[Data records]
━━━

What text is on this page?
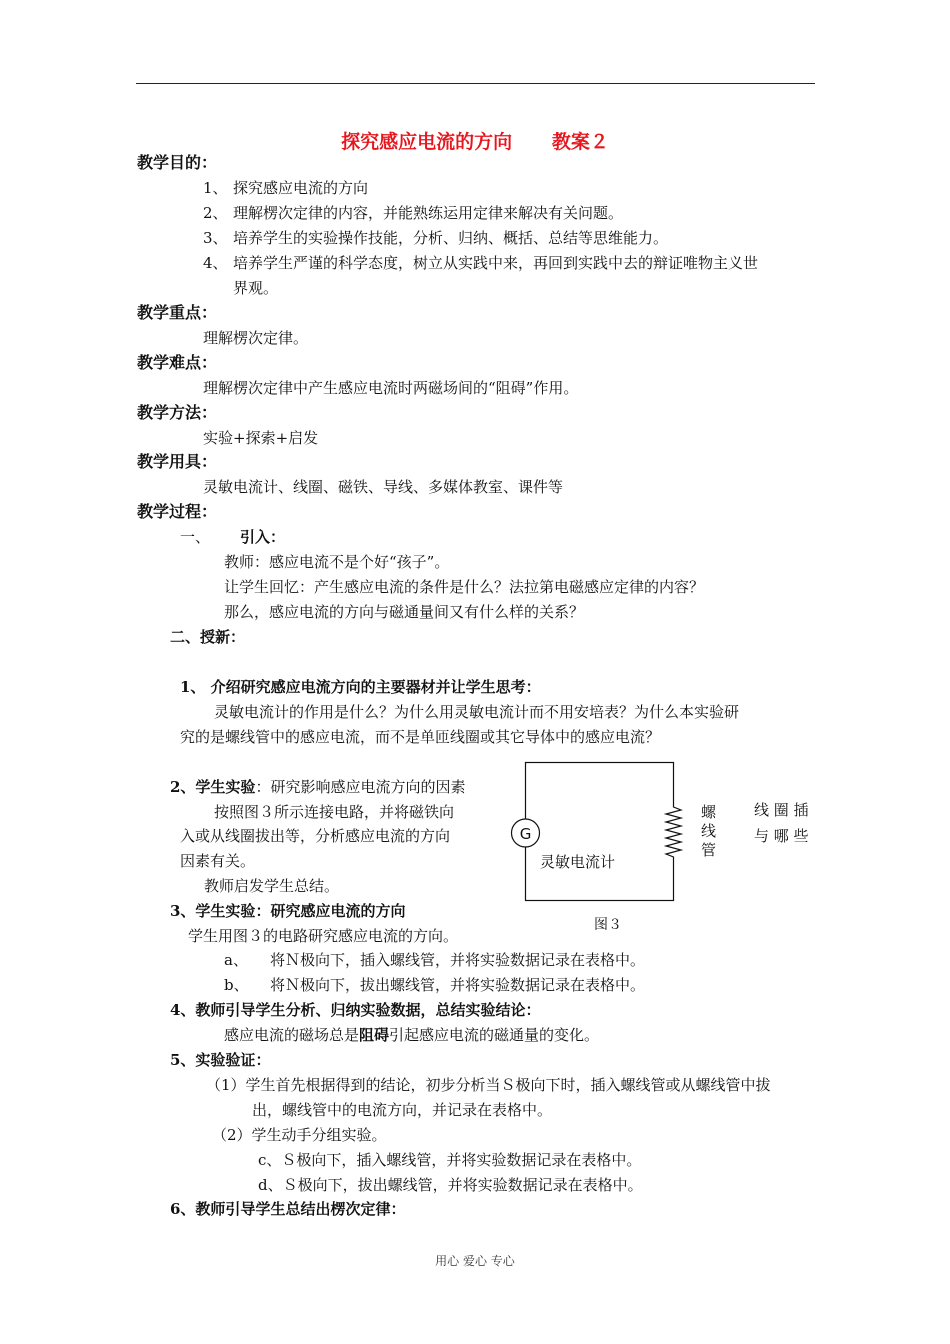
探究感应电流的方向 教案２
教学目的：
1、 探究感应电流的方向
2、 理解楞次定律的内容，并能熟练运用定律来解决有关问题。
3、 培养学生的实验操作技能，分析、归纳、概括、总结等思维能力。
4、 培养学生严谨的科学态度，树立从实践中来，再回到实践中去的辩证唯物主义世
界观。
教学重点：
理解楞次定律。
教学难点：
理解楞次定律中产生感应电流时两磁场间的“阻碍”作用。
教学方法：
实验+探索+启发
教学用具：
灵敏电流计、线圈、磁铁、导线、多媒体教室、课件等
教学过程：
一、 引入：
教师：感应电流不是个好“孩子”。
让学生回忆：产生感应电流的条件是什么？法拉第电磁感应定律的内容？
那么，感应电流的方向与磁通量间又有什么样的关系？
二、授新：
1、 介绍研究感应电流方向的主要器材并让学生思考：
灵敏电流计的作用是什么？为什么用灵敏电流计而不用安培表？为什么本实验研
究的是螺线管中的感应电流，而不是单匝线圈或其它导体中的感应电流？
2、学生实验：研究影响感应电流方向的因素
按照图３所示连接电路，并将磁铁向
入或从线圈拔出等，分析感应电流的方向
因素有关。
教师启发学生总结。
线 圈 插
与 哪 些
G
灵敏电流计
螺
线
管
图３
3、学生实验：研究感应电流的方向
学生用图３的电路研究感应电流的方向。
a、 将Ｎ极向下，插入螺线管，并将实验数据记录在表格中。
b、 将Ｎ极向下，拔出螺线管，并将实验数据记录在表格中。
4、教师引导学生分析、归纳实验数据，总结实验结论：
感应电流的磁场总是阻碍引起感应电流的磁通量的变化。
5、实验验证：
（1）学生首先根据得到的结论，初步分析当Ｓ极向下时，插入螺线管或从螺线管中拔
出，螺线管中的电流方向，并记录在表格中。
（2）学生动手分组实验。
c、Ｓ极向下，插入螺线管，并将实验数据记录在表格中。
d、Ｓ极向下，拔出螺线管，并将实验数据记录在表格中。
6、教师引导学生总结出楞次定律：
用心 爱心 专心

━━━

• _What is needed_
Take the data above and repeat it exactly, leaving each picture out.

• _Finished answer_
What text is on this page?
探究感应电流的方向 教案２
教学目的：
1、 探究感应电流的方向
2、 理解楞次定律的内容，并能熟练运用定律来解决有关问题。
3、 培养学生的实验操作技能，分析、归纳、概括、总结等思维能力。
4、 培养学生严谨的科学态度，树立从实践中来，再回到实践中去的辩证唯物主义世
界观。
教学重点：
理解楞次定律。
教学难点：
理解楞次定律中产生感应电流时两磁场间的“阻碍”作用。
教学方法：
实验+探索+启发
教学用具：
灵敏电流计、线圈、磁铁、导线、多媒体教室、课件等
教学过程：
一、 引入：
教师：感应电流不是个好“孩子”。
让学生回忆：产生感应电流的条件是什么？法拉第电磁感应定律的内容？
那么，感应电流的方向与磁通量间又有什么样的关系？
二、授新：
1、 介绍研究感应电流方向的主要器材并让学生思考：
灵敏电流计的作用是什么？为什么用灵敏电流计而不用安培表？为什么本实验研
究的是螺线管中的感应电流，而不是单匝线圈或其它导体中的感应电流？
2、学生实验：研究影响感应电流方向的因素
按照图３所示连接电路，并将磁铁向
入或从线圈拔出等，分析感应电流的方向
因素有关。
教师启发学生总结。
线 圈 插
与 哪 些
G
灵敏电流计
螺
线
管
图３
3、学生实验：研究感应电流的方向
学生用图３的电路研究感应电流的方向。
a、 将Ｎ极向下，插入螺线管，并将实验数据记录在表格中。
b、 将Ｎ极向下，拔出螺线管，并将实验数据记录在表格中。
4、教师引导学生分析、归纳实验数据，总结实验结论：
感应电流的磁场总是阻碍引起感应电流的磁通量的变化。
5、实验验证：
（1）学生首先根据得到的结论，初步分析当Ｓ极向下时，插入螺线管或从螺线管中拔
出，螺线管中的电流方向，并记录在表格中。
（2）学生动手分组实验。
c、Ｓ极向下，插入螺线管，并将实验数据记录在表格中。
d、Ｓ极向下，拔出螺线管，并将实验数据记录在表格中。
6、教师引导学生总结出楞次定律：
用心 爱心 专心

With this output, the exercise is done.